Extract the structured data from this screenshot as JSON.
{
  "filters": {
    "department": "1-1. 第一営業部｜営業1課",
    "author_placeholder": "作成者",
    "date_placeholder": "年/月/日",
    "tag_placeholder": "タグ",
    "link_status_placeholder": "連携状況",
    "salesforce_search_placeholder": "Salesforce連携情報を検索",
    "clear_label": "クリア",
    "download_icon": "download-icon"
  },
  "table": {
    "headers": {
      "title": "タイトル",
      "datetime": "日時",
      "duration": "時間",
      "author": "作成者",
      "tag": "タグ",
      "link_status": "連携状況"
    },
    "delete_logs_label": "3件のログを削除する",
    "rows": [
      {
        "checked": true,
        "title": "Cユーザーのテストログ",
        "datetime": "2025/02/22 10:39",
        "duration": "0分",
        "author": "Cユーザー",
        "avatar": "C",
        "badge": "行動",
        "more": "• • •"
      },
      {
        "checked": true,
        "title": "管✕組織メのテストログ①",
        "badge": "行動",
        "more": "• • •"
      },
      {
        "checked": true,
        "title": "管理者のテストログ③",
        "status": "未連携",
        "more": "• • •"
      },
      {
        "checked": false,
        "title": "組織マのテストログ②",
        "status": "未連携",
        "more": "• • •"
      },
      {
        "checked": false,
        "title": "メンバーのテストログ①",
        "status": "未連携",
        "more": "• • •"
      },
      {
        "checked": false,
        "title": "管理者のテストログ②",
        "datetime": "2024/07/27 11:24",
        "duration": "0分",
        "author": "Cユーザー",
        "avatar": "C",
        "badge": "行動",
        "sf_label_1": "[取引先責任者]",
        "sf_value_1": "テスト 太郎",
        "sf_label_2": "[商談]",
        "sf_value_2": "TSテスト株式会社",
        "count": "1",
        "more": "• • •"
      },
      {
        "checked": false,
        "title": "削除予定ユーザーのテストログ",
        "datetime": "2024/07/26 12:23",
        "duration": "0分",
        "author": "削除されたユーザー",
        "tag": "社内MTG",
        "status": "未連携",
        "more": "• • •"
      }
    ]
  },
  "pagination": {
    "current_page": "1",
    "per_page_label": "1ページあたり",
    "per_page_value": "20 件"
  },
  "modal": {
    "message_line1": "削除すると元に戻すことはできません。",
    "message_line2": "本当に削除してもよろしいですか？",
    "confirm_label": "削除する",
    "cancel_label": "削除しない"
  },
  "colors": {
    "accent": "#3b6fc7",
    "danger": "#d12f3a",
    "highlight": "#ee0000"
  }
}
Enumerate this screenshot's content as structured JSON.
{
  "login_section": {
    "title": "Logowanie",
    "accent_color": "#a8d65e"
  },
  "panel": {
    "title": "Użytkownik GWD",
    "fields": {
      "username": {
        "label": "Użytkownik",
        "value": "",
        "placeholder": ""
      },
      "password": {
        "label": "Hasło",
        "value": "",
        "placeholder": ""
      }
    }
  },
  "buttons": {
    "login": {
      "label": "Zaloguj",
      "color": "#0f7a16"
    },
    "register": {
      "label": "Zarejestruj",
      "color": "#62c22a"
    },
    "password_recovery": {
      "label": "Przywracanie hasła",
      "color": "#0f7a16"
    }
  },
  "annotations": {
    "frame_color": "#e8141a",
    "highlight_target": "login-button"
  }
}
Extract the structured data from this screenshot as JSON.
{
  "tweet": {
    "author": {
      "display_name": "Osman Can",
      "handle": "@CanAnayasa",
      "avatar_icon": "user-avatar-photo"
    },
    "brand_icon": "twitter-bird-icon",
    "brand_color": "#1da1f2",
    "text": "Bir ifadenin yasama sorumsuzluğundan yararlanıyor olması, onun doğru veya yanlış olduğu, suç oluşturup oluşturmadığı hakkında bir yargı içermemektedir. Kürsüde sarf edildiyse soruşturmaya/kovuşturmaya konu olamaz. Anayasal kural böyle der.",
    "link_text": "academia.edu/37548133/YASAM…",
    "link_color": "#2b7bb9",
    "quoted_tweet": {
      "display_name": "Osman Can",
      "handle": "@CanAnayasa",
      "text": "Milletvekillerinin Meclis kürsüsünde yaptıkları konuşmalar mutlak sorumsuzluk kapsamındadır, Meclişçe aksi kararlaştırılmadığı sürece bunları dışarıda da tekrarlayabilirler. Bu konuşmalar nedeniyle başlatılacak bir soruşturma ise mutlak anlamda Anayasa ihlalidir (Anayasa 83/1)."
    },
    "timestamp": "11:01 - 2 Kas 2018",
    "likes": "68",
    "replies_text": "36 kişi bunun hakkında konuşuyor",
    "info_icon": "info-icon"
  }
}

##########

**Required work:** Output the listing above exactly as it appears.

**Exercise answer:**
Extract the structured data from this screenshot as JSON.
{
  "filters": {
    "department": "1-1. 第一営業部｜営業1課",
    "author_placeholder": "作成者",
    "date_placeholder": "年/月/日",
    "tag_placeholder": "タグ",
    "link_status_placeholder": "連携状況",
    "salesforce_search_placeholder": "Salesforce連携情報を検索",
    "clear_label": "クリア",
    "download_icon": "download-icon"
  },
  "table": {
    "headers": {
      "title": "タイトル",
      "datetime": "日時",
      "duration": "時間",
      "author": "作成者",
      "tag": "タグ",
      "link_status": "連携状況"
    },
    "delete_logs_label": "3件のログを削除する",
    "rows": [
      {
        "checked": true,
        "title": "Cユーザーのテストログ",
        "datetime": "2025/02/22 10:39",
        "duration": "0分",
        "author": "Cユーザー",
        "avatar": "C",
        "badge": "行動",
        "more": "• • •"
      },
      {
        "checked": true,
        "title": "管✕組織メのテストログ①",
        "badge": "行動",
        "more": "• • •"
      },
      {
        "checked": true,
        "title": "管理者のテストログ③",
        "status": "未連携",
        "more": "• • •"
      },
      {
        "checked": false,
        "title": "組織マのテストログ②",
        "status": "未連携",
        "more": "• • •"
      },
      {
        "checked": false,
        "title": "メンバーのテストログ①",
        "status": "未連携",
        "more": "• • •"
      },
      {
        "checked": false,
        "title": "管理者のテストログ②",
        "datetime": "2024/07/27 11:24",
        "duration": "0分",
        "author": "Cユーザー",
        "avatar": "C",
        "badge": "行動",
        "sf_label_1": "[取引先責任者]",
        "sf_value_1": "テスト 太郎",
        "sf_label_2": "[商談]",
        "sf_value_2": "TSテスト株式会社",
        "count": "1",
        "more": "• • •"
      },
      {
        "checked": false,
        "title": "削除予定ユーザーのテストログ",
        "datetime": "2024/07/26 12:23",
        "duration": "0分",
        "author": "削除されたユーザー",
        "tag": "社内MTG",
        "status": "未連携",
        "more": "• • •"
      }
    ]
  },
  "pagination": {
    "current_page": "1",
    "per_page_label": "1ページあたり",
    "per_page_value": "20 件"
  },
  "modal": {
    "message_line1": "削除すると元に戻すことはできません。",
    "message_line2": "本当に削除してもよろしいですか？",
    "confirm_label": "削除する",
    "cancel_label": "削除しない"
  },
  "colors": {
    "accent": "#3b6fc7",
    "danger": "#d12f3a",
    "highlight": "#ee0000"
  }
}
Enumerate this screenshot's content as structured JSON.
{
  "login_section": {
    "title": "Logowanie",
    "accent_color": "#a8d65e"
  },
  "panel": {
    "title": "Użytkownik GWD",
    "fields": {
      "username": {
        "label": "Użytkownik",
        "value": "",
        "placeholder": ""
      },
      "password": {
        "label": "Hasło",
        "value": "",
        "placeholder": ""
      }
    }
  },
  "buttons": {
    "login": {
      "label": "Zaloguj",
      "color": "#0f7a16"
    },
    "register": {
      "label": "Zarejestruj",
      "color": "#62c22a"
    },
    "password_recovery": {
      "label": "Przywracanie hasła",
      "color": "#0f7a16"
    }
  },
  "annotations": {
    "frame_color": "#e8141a",
    "highlight_target": "login-button"
  }
}
Extract the structured data from this screenshot as JSON.
{
  "tweet": {
    "author": {
      "display_name": "Osman Can",
      "handle": "@CanAnayasa",
      "avatar_icon": "user-avatar-photo"
    },
    "brand_icon": "twitter-bird-icon",
    "brand_color": "#1da1f2",
    "text": "Bir ifadenin yasama sorumsuzluğundan yararlanıyor olması, onun doğru veya yanlış olduğu, suç oluşturup oluşturmadığı hakkında bir yargı içermemektedir. Kürsüde sarf edildiyse soruşturmaya/kovuşturmaya konu olamaz. Anayasal kural böyle der.",
    "link_text": "academia.edu/37548133/YASAM…",
    "link_color": "#2b7bb9",
    "quoted_tweet": {
      "display_name": "Osman Can",
      "handle": "@CanAnayasa",
      "text": "Milletvekillerinin Meclis kürsüsünde yaptıkları konuşmalar mutlak sorumsuzluk kapsamındadır, Meclişçe aksi kararlaştırılmadığı sürece bunları dışarıda da tekrarlayabilirler. Bu konuşmalar nedeniyle başlatılacak bir soruşturma ise mutlak anlamda Anayasa ihlalidir (Anayasa 83/1)."
    },
    "timestamp": "11:01 - 2 Kas 2018",
    "likes": "68",
    "replies_text": "36 kişi bunun hakkında konuşuyor",
    "info_icon": "info-icon"
  }
}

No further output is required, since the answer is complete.